__TASK PROMPT__: Go through the listing and copy every line word for word.

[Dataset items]

━━━

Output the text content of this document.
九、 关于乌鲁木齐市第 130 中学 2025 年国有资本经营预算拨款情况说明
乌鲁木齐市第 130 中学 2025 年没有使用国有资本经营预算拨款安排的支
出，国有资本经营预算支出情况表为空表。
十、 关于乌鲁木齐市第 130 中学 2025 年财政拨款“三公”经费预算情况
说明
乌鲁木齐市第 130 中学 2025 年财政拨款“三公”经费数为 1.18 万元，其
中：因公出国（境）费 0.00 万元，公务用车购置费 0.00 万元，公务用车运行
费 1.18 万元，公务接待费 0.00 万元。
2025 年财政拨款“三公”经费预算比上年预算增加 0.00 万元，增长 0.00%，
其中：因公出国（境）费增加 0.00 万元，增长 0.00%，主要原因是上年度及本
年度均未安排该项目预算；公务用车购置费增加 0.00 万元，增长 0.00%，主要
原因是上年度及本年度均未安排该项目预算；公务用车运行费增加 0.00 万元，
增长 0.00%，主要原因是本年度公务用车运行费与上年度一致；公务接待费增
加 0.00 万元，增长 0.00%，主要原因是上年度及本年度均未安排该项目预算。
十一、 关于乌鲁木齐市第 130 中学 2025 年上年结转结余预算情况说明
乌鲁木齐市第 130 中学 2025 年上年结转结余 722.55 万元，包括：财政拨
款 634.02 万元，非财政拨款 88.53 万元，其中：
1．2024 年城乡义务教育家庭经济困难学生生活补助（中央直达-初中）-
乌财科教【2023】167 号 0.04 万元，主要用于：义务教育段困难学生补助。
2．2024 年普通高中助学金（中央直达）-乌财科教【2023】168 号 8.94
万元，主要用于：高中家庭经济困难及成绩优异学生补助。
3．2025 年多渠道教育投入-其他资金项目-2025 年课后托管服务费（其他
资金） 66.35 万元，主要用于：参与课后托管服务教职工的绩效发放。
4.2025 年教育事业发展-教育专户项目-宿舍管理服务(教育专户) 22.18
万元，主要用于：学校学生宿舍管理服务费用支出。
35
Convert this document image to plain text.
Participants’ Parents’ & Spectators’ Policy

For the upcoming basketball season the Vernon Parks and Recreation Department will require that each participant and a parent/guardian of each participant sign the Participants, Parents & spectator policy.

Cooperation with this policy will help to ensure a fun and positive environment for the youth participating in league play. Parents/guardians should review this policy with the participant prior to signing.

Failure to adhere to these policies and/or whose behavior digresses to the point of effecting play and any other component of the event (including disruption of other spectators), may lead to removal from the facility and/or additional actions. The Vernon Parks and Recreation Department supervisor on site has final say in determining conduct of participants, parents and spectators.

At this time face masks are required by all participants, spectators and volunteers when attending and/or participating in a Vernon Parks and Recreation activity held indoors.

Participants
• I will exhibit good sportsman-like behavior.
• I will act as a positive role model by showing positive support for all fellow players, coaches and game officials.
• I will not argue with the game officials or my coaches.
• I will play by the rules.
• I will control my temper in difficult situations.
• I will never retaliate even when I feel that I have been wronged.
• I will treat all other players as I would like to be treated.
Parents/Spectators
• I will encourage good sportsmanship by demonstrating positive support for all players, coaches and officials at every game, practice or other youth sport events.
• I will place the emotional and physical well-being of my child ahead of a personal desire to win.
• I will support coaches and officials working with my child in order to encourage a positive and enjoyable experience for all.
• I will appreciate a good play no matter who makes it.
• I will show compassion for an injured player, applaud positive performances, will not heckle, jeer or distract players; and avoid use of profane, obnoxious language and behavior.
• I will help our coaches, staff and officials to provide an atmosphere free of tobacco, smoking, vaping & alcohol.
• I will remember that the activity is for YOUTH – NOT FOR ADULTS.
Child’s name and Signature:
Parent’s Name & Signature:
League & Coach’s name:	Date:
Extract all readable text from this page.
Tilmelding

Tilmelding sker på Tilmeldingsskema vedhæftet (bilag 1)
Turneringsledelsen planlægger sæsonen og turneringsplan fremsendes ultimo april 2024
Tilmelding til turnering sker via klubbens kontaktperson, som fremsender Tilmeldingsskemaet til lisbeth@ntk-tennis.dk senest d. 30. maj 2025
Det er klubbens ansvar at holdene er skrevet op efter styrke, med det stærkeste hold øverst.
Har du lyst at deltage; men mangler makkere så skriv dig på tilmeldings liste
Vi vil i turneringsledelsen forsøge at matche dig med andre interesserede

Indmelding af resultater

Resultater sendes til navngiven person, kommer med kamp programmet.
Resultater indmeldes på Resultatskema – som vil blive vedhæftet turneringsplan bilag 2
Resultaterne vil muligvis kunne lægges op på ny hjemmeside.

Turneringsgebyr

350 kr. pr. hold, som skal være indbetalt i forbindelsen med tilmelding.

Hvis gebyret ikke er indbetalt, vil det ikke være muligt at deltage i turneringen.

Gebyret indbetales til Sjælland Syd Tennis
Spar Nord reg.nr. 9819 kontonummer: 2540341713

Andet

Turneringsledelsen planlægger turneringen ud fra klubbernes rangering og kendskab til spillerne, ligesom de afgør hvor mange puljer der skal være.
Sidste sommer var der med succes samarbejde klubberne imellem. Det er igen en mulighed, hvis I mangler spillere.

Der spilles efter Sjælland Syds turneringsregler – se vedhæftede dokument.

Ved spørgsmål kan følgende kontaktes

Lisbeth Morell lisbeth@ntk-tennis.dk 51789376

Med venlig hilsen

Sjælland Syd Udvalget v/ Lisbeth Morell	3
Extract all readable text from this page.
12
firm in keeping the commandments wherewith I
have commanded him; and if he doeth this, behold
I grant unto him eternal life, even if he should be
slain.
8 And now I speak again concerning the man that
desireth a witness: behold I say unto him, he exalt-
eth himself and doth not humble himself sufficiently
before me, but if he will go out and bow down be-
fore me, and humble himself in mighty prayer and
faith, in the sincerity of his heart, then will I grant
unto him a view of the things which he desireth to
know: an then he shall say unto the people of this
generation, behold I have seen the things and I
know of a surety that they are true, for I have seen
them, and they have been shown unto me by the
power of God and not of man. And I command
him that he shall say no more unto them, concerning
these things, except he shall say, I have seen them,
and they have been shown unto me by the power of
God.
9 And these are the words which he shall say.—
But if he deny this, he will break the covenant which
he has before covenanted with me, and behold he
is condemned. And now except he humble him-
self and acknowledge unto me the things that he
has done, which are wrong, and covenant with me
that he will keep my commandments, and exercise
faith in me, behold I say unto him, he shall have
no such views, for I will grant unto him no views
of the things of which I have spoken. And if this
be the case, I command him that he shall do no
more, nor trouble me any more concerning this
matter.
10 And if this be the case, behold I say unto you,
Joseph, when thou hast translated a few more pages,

━━━

__RESULT__:
Output the text content of this document.
九、 关于乌鲁木齐市第 130 中学 2025 年国有资本经营预算拨款情况说明
乌鲁木齐市第 130 中学 2025 年没有使用国有资本经营预算拨款安排的支
出，国有资本经营预算支出情况表为空表。
十、 关于乌鲁木齐市第 130 中学 2025 年财政拨款“三公”经费预算情况
说明
乌鲁木齐市第 130 中学 2025 年财政拨款“三公”经费数为 1.18 万元，其
中：因公出国（境）费 0.00 万元，公务用车购置费 0.00 万元，公务用车运行
费 1.18 万元，公务接待费 0.00 万元。
2025 年财政拨款“三公”经费预算比上年预算增加 0.00 万元，增长 0.00%，
其中：因公出国（境）费增加 0.00 万元，增长 0.00%，主要原因是上年度及本
年度均未安排该项目预算；公务用车购置费增加 0.00 万元，增长 0.00%，主要
原因是上年度及本年度均未安排该项目预算；公务用车运行费增加 0.00 万元，
增长 0.00%，主要原因是本年度公务用车运行费与上年度一致；公务接待费增
加 0.00 万元，增长 0.00%，主要原因是上年度及本年度均未安排该项目预算。
十一、 关于乌鲁木齐市第 130 中学 2025 年上年结转结余预算情况说明
乌鲁木齐市第 130 中学 2025 年上年结转结余 722.55 万元，包括：财政拨
款 634.02 万元，非财政拨款 88.53 万元，其中：
1．2024 年城乡义务教育家庭经济困难学生生活补助（中央直达-初中）-
乌财科教【2023】167 号 0.04 万元，主要用于：义务教育段困难学生补助。
2．2024 年普通高中助学金（中央直达）-乌财科教【2023】168 号 8.94
万元，主要用于：高中家庭经济困难及成绩优异学生补助。
3．2025 年多渠道教育投入-其他资金项目-2025 年课后托管服务费（其他
资金） 66.35 万元，主要用于：参与课后托管服务教职工的绩效发放。
4.2025 年教育事业发展-教育专户项目-宿舍管理服务(教育专户) 22.18
万元，主要用于：学校学生宿舍管理服务费用支出。
35
Convert this document image to plain text.
Participants’ Parents’ & Spectators’ Policy

For the upcoming basketball season the Vernon Parks and Recreation Department will require that each participant and a parent/guardian of each participant sign the Participants, Parents & spectator policy.

Cooperation with this policy will help to ensure a fun and positive environment for the youth participating in league play. Parents/guardians should review this policy with the participant prior to signing.

Failure to adhere to these policies and/or whose behavior digresses to the point of effecting play and any other component of the event (including disruption of other spectators), may lead to removal from the facility and/or additional actions. The Vernon Parks and Recreation Department supervisor on site has final say in determining conduct of participants, parents and spectators.

At this time face masks are required by all participants, spectators and volunteers when attending and/or participating in a Vernon Parks and Recreation activity held indoors.

Participants
• I will exhibit good sportsman-like behavior.
• I will act as a positive role model by showing positive support for all fellow players, coaches and game officials.
• I will not argue with the game officials or my coaches.
• I will play by the rules.
• I will control my temper in difficult situations.
• I will never retaliate even when I feel that I have been wronged.
• I will treat all other players as I would like to be treated.
Parents/Spectators
• I will encourage good sportsmanship by demonstrating positive support for all players, coaches and officials at every game, practice or other youth sport events.
• I will place the emotional and physical well-being of my child ahead of a personal desire to win.
• I will support coaches and officials working with my child in order to encourage a positive and enjoyable experience for all.
• I will appreciate a good play no matter who makes it.
• I will show compassion for an injured player, applaud positive performances, will not heckle, jeer or distract players; and avoid use of profane, obnoxious language and behavior.
• I will help our coaches, staff and officials to provide an atmosphere free of tobacco, smoking, vaping & alcohol.
• I will remember that the activity is for YOUTH – NOT FOR ADULTS.
Child’s name and Signature:
Parent’s Name & Signature:
League & Coach’s name:	Date:
Extract all readable text from this page.
Tilmelding

Tilmelding sker på Tilmeldingsskema vedhæftet (bilag 1)
Turneringsledelsen planlægger sæsonen og turneringsplan fremsendes ultimo april 2024
Tilmelding til turnering sker via klubbens kontaktperson, som fremsender Tilmeldingsskemaet til lisbeth@ntk-tennis.dk senest d. 30. maj 2025
Det er klubbens ansvar at holdene er skrevet op efter styrke, med det stærkeste hold øverst.
Har du lyst at deltage; men mangler makkere så skriv dig på tilmeldings liste
Vi vil i turneringsledelsen forsøge at matche dig med andre interesserede

Indmelding af resultater

Resultater sendes til navngiven person, kommer med kamp programmet.
Resultater indmeldes på Resultatskema – som vil blive vedhæftet turneringsplan bilag 2
Resultaterne vil muligvis kunne lægges op på ny hjemmeside.

Turneringsgebyr

350 kr. pr. hold, som skal være indbetalt i forbindelsen med tilmelding.

Hvis gebyret ikke er indbetalt, vil det ikke være muligt at deltage i turneringen.

Gebyret indbetales til Sjælland Syd Tennis
Spar Nord reg.nr. 9819 kontonummer: 2540341713

Andet

Turneringsledelsen planlægger turneringen ud fra klubbernes rangering og kendskab til spillerne, ligesom de afgør hvor mange puljer der skal være.
Sidste sommer var der med succes samarbejde klubberne imellem. Det er igen en mulighed, hvis I mangler spillere.

Der spilles efter Sjælland Syds turneringsregler – se vedhæftede dokument.

Ved spørgsmål kan følgende kontaktes

Lisbeth Morell lisbeth@ntk-tennis.dk 51789376

Med venlig hilsen

Sjælland Syd Udvalget v/ Lisbeth Morell	3
Extract all readable text from this page.
12
firm in keeping the commandments wherewith I
have commanded him; and if he doeth this, behold
I grant unto him eternal life, even if he should be
slain.
8 And now I speak again concerning the man that
desireth a witness: behold I say unto him, he exalt-
eth himself and doth not humble himself sufficiently
before me, but if he will go out and bow down be-
fore me, and humble himself in mighty prayer and
faith, in the sincerity of his heart, then will I grant
unto him a view of the things which he desireth to
know: an then he shall say unto the people of this
generation, behold I have seen the things and I
know of a surety that they are true, for I have seen
them, and they have been shown unto me by the
power of God and not of man. And I command
him that he shall say no more unto them, concerning
these things, except he shall say, I have seen them,
and they have been shown unto me by the power of
God.
9 And these are the words which he shall say.—
But if he deny this, he will break the covenant which
he has before covenanted with me, and behold he
is condemned. And now except he humble him-
self and acknowledge unto me the things that he
has done, which are wrong, and covenant with me
that he will keep my commandments, and exercise
faith in me, behold I say unto him, he shall have
no such views, for I will grant unto him no views
of the things of which I have spoken. And if this
be the case, I command him that he shall do no
more, nor trouble me any more concerning this
matter.
10 And if this be the case, behold I say unto you,
Joseph, when thou hast translated a few more pages,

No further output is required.